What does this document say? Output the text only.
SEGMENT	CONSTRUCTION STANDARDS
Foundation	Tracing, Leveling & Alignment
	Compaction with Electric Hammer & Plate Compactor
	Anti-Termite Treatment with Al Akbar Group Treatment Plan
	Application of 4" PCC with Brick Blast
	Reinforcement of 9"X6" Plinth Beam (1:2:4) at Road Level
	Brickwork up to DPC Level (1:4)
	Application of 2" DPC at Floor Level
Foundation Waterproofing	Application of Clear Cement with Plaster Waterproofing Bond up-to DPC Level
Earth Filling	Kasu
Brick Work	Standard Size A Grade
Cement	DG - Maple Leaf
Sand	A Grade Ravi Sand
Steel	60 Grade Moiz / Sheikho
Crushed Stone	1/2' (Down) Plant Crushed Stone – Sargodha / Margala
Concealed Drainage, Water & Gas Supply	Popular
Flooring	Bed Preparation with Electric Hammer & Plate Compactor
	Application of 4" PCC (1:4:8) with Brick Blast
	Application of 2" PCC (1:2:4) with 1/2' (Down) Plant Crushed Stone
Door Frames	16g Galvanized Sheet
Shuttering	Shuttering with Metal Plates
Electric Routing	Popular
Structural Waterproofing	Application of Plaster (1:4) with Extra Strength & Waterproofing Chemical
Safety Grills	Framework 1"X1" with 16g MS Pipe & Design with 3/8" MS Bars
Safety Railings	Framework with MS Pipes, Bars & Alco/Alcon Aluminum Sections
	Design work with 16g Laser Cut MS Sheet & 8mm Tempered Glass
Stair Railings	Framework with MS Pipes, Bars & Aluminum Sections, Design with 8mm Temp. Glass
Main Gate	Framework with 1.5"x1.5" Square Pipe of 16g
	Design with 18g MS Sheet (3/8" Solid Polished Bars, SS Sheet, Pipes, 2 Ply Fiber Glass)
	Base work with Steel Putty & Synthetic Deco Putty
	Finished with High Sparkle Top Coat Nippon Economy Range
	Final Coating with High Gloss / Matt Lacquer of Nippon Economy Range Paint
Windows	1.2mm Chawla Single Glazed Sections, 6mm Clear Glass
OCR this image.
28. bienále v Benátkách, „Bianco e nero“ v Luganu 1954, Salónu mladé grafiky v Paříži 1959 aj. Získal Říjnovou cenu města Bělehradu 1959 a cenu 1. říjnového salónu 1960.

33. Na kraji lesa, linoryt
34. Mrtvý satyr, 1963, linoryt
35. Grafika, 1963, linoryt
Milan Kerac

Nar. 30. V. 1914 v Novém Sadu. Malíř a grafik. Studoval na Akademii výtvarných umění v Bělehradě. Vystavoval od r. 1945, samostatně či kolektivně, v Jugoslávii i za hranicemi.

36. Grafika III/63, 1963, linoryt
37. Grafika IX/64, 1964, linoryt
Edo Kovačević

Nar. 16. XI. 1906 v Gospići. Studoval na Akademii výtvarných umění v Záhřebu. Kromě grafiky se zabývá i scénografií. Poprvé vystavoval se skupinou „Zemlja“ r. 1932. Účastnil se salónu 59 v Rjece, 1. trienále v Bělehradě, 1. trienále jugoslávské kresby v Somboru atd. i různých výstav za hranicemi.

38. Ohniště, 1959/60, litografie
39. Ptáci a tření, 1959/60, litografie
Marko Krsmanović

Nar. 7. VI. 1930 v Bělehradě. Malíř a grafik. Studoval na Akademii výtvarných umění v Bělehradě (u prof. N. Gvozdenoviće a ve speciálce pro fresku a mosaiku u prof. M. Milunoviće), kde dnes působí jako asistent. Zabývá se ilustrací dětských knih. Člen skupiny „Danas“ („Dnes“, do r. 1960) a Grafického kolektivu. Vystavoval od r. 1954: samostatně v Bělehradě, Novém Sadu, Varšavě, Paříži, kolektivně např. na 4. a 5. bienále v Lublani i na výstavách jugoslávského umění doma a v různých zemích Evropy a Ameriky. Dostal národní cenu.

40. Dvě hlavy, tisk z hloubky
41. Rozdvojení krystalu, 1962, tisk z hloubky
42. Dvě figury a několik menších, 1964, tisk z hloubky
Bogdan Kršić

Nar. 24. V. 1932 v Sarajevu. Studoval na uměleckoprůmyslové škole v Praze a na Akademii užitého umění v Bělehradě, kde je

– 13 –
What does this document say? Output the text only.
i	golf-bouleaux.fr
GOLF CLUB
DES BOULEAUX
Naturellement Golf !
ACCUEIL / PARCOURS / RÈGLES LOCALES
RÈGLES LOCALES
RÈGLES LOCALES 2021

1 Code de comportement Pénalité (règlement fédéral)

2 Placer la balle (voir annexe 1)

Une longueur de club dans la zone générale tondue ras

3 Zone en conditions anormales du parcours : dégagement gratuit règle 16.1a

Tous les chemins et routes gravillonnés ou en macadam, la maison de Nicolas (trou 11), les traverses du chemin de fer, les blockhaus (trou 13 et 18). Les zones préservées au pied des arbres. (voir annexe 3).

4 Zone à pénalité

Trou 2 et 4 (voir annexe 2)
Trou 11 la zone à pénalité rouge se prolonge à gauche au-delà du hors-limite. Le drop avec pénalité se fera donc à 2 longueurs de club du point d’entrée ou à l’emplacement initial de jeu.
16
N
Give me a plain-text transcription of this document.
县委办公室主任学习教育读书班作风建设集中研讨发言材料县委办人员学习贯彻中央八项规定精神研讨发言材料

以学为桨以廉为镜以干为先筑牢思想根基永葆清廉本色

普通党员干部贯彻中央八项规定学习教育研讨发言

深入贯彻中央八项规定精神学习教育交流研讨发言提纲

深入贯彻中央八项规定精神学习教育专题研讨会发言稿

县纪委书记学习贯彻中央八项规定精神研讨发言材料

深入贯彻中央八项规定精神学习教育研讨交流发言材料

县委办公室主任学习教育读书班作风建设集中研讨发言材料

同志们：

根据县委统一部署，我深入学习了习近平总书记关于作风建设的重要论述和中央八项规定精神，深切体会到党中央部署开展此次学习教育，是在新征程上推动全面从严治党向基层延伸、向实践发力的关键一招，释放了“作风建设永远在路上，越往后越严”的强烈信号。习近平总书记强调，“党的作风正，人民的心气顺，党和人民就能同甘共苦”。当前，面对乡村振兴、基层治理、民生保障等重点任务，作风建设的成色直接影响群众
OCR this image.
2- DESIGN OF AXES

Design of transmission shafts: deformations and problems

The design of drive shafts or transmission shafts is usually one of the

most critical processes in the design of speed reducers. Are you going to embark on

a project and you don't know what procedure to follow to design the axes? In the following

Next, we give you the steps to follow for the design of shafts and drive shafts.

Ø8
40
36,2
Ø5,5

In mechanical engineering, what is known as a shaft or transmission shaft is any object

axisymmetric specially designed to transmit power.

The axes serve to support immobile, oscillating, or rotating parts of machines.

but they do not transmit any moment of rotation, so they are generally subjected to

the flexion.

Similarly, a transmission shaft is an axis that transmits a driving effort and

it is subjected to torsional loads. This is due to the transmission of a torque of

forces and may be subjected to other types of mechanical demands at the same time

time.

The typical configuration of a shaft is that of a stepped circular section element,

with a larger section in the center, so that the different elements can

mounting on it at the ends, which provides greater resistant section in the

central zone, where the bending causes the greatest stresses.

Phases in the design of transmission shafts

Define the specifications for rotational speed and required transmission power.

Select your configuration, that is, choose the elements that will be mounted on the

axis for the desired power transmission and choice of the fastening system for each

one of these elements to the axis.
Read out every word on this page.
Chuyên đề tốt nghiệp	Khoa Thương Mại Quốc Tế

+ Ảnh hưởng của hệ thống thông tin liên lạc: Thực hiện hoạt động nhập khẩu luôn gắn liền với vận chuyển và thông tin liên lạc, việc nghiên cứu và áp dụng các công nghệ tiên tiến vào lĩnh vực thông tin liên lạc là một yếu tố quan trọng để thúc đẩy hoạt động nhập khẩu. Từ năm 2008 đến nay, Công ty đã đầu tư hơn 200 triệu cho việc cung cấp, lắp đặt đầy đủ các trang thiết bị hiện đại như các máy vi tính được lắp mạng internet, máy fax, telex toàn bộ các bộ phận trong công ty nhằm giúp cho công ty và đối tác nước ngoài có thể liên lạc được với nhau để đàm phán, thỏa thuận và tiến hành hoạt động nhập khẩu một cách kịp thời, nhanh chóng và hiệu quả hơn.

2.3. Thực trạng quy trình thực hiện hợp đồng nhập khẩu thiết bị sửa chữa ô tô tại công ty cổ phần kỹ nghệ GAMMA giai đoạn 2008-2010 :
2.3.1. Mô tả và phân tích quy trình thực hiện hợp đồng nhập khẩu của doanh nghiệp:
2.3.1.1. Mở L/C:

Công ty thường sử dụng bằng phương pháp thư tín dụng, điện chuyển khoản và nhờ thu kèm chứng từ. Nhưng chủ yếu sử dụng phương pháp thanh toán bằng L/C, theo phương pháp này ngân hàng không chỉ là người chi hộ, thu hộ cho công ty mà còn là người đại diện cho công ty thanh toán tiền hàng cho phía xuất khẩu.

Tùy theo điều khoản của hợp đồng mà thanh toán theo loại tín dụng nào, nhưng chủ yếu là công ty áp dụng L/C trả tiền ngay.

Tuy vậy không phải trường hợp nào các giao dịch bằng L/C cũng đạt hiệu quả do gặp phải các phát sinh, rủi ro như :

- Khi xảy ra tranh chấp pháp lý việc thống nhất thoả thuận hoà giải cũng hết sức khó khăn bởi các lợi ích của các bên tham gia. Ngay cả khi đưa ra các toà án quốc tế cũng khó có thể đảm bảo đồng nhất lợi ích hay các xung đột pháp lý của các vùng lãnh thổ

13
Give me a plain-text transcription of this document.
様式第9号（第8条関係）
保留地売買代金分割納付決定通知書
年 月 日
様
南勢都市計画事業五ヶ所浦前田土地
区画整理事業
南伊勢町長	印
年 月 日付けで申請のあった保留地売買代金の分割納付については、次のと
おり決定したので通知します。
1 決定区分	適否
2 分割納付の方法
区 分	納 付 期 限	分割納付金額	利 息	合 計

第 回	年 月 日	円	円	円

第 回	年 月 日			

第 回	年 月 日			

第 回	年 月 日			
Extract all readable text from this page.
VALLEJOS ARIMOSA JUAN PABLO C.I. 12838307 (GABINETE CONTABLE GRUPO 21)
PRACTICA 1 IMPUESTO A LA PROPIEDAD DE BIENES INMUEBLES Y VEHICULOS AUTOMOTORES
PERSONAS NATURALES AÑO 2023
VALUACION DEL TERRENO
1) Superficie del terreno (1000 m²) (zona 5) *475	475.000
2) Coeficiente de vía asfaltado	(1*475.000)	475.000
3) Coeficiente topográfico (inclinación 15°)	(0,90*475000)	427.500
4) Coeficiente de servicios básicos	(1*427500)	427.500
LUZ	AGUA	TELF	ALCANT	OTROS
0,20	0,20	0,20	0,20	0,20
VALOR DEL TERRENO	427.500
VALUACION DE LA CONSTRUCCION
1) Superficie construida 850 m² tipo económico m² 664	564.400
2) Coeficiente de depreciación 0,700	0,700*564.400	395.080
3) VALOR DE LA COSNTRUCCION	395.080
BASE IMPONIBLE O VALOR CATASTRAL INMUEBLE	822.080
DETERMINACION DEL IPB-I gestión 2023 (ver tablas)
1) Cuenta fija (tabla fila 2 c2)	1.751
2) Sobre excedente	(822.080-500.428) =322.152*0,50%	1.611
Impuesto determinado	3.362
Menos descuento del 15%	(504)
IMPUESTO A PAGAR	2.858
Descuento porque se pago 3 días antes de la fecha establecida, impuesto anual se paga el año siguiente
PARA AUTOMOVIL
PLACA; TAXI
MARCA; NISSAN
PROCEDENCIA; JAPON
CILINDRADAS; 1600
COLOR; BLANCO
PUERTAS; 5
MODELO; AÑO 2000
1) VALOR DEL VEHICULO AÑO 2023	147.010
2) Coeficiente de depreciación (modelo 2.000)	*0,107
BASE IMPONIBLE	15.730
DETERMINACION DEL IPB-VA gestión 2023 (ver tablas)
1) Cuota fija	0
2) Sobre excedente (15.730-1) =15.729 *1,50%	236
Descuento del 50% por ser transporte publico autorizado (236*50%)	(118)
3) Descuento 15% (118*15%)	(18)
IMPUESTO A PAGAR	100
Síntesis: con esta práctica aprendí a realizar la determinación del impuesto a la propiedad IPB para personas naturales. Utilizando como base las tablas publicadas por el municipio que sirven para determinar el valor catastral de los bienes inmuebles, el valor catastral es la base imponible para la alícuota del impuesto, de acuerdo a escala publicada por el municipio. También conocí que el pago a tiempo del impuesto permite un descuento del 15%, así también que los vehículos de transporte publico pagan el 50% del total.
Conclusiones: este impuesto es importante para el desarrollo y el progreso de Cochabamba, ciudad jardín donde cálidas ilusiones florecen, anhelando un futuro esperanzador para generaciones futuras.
====================
What needs to be done
Point out every line holding the string "Stone" and copy it.

Expected output
Crushed Stone	1/2' (Down) Plant Crushed Stone – Sargodha / Margala
	Application of 2" PCC (1:2:4) with 1/2' (Down) Plant Crushed Stone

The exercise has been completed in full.